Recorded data
┄┄┄┄┄┄

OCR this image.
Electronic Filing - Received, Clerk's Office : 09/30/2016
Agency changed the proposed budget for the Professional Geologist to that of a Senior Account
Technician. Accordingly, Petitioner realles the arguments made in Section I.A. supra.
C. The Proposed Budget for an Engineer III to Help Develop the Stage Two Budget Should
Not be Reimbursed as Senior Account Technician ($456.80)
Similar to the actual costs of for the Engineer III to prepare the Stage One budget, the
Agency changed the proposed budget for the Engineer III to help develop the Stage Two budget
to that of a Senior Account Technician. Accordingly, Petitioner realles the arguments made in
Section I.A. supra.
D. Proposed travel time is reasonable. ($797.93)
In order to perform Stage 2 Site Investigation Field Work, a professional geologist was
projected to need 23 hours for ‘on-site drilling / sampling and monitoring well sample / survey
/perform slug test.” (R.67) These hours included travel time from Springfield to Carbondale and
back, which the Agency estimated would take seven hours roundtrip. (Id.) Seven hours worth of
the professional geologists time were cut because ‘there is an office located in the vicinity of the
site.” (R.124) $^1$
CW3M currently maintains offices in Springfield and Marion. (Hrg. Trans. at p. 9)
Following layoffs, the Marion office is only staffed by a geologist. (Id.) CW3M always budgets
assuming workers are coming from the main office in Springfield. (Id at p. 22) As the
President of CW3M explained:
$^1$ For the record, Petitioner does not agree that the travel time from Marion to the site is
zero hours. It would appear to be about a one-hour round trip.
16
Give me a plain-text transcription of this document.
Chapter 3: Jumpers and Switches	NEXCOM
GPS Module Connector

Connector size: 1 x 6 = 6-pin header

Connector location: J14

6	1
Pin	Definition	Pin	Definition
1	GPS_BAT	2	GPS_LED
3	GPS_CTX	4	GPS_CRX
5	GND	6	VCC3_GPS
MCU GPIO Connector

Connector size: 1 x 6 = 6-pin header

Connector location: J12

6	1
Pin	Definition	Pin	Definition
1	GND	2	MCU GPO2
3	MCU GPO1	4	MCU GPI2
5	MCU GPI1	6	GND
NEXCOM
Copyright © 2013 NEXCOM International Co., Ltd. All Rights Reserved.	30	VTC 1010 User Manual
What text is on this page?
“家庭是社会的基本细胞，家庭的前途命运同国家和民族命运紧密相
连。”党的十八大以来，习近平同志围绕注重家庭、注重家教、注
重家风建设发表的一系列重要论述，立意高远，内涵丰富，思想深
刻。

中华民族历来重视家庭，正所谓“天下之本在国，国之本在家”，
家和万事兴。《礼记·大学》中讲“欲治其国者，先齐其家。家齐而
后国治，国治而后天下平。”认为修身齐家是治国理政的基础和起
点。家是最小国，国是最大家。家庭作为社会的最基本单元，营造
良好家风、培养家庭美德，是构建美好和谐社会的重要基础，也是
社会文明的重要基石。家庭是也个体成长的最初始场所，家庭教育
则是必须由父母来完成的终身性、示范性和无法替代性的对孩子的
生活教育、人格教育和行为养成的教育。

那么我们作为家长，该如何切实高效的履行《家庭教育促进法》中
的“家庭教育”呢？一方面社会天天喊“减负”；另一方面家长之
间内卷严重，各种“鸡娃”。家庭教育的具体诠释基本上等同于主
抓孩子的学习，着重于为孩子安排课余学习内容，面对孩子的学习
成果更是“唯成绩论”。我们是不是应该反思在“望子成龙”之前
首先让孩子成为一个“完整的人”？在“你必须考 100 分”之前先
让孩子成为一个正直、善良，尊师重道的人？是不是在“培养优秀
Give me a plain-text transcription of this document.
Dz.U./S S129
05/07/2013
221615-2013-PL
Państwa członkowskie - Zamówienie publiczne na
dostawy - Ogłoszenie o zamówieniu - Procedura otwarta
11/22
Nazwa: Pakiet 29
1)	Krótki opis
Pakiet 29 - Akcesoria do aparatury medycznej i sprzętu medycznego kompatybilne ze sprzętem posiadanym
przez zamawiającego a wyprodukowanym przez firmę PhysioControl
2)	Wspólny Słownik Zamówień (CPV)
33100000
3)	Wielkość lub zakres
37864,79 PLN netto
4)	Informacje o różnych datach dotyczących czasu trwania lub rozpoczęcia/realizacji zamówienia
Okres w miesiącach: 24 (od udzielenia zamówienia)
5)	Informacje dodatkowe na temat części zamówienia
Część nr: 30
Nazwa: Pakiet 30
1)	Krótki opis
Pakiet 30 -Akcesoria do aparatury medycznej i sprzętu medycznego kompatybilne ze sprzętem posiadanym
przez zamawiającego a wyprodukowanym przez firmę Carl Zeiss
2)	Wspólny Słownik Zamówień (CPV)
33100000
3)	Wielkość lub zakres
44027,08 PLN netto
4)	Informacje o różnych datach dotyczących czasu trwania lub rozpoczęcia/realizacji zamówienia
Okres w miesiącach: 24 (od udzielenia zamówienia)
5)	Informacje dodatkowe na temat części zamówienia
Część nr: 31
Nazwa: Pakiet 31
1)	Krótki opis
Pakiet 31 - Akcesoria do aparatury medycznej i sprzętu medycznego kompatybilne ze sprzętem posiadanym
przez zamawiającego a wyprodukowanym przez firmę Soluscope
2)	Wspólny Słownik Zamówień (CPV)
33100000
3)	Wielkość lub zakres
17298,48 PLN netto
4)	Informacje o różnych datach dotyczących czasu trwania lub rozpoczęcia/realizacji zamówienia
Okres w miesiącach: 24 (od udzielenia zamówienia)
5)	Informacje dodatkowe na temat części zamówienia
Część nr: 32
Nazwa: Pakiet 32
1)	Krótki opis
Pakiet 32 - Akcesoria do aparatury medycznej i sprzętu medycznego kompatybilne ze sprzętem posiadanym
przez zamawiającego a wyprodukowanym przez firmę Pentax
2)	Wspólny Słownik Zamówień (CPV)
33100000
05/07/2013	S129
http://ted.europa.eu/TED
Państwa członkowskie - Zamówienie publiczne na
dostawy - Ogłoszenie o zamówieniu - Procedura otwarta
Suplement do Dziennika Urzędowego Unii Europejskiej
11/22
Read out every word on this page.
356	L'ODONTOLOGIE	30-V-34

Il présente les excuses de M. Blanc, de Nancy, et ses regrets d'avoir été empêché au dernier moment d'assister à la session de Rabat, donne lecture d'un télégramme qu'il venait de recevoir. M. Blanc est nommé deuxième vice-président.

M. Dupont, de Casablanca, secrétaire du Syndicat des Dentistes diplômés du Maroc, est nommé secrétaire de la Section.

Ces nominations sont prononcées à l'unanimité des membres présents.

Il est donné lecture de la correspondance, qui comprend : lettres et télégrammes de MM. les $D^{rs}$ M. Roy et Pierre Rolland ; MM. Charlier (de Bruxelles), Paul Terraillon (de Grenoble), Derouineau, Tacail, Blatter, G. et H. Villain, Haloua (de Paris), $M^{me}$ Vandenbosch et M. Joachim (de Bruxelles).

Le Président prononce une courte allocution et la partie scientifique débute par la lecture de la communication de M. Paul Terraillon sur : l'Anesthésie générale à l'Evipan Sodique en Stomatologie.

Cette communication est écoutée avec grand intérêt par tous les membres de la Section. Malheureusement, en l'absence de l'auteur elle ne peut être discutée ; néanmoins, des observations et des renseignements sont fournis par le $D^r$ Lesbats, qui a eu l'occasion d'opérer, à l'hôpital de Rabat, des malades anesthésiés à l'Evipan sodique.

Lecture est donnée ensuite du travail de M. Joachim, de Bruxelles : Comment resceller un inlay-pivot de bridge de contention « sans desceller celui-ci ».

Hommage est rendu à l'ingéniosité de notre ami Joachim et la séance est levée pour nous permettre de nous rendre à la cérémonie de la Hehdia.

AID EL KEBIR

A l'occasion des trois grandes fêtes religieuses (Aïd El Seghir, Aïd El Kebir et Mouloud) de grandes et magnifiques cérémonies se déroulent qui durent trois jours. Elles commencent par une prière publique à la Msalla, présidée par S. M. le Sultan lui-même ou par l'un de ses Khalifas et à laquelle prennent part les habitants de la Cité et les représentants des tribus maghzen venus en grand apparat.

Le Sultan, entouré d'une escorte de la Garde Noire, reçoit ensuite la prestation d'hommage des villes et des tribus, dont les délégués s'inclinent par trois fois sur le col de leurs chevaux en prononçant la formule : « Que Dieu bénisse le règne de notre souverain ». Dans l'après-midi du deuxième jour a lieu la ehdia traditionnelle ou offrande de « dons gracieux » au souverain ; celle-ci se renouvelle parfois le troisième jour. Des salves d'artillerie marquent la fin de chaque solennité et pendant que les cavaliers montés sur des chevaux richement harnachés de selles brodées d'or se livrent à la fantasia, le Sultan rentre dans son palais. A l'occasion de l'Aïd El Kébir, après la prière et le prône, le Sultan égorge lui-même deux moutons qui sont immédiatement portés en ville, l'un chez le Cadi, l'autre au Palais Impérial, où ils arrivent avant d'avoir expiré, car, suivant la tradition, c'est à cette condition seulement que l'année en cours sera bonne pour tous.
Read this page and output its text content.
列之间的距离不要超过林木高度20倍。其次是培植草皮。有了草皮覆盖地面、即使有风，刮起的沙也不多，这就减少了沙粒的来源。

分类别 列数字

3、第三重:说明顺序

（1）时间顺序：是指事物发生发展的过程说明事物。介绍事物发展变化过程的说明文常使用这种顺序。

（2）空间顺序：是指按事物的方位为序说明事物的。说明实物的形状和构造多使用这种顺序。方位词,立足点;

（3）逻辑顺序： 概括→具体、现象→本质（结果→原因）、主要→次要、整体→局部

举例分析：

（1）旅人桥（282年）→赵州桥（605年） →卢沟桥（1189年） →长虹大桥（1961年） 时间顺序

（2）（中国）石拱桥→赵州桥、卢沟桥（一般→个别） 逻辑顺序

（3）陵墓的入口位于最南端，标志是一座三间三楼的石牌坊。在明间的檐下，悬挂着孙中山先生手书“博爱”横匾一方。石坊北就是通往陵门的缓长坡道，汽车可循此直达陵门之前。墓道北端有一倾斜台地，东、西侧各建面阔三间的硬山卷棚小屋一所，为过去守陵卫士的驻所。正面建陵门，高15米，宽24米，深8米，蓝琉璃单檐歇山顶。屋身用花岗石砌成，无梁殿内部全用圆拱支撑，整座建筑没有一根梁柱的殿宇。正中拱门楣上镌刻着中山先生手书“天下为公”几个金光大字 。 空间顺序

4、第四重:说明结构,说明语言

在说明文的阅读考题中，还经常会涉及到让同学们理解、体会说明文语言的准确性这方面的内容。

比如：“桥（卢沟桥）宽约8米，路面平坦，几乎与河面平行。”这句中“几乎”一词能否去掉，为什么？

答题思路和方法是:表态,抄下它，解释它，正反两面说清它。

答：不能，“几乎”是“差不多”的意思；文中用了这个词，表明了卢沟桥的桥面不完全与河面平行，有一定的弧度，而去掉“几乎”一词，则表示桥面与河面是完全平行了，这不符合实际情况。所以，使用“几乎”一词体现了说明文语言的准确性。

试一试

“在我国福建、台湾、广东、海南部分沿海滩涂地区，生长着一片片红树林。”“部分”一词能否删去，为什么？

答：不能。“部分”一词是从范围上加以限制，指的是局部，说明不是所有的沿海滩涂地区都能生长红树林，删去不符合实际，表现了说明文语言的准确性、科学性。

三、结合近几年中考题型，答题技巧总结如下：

┄┄┄┄┄┄

WHAT TO DO: Locate all lines that include the word "Petitioner" and copy them out.

ANSWER TO THIS TASK:
Technician. Accordingly, Petitioner realles the arguments made in Section I.A. supra.
to that of a Senior Account Technician. Accordingly, Petitioner realles the arguments made in
$^1$ For the record, Petitioner does not agree that the travel time from Marion to the site is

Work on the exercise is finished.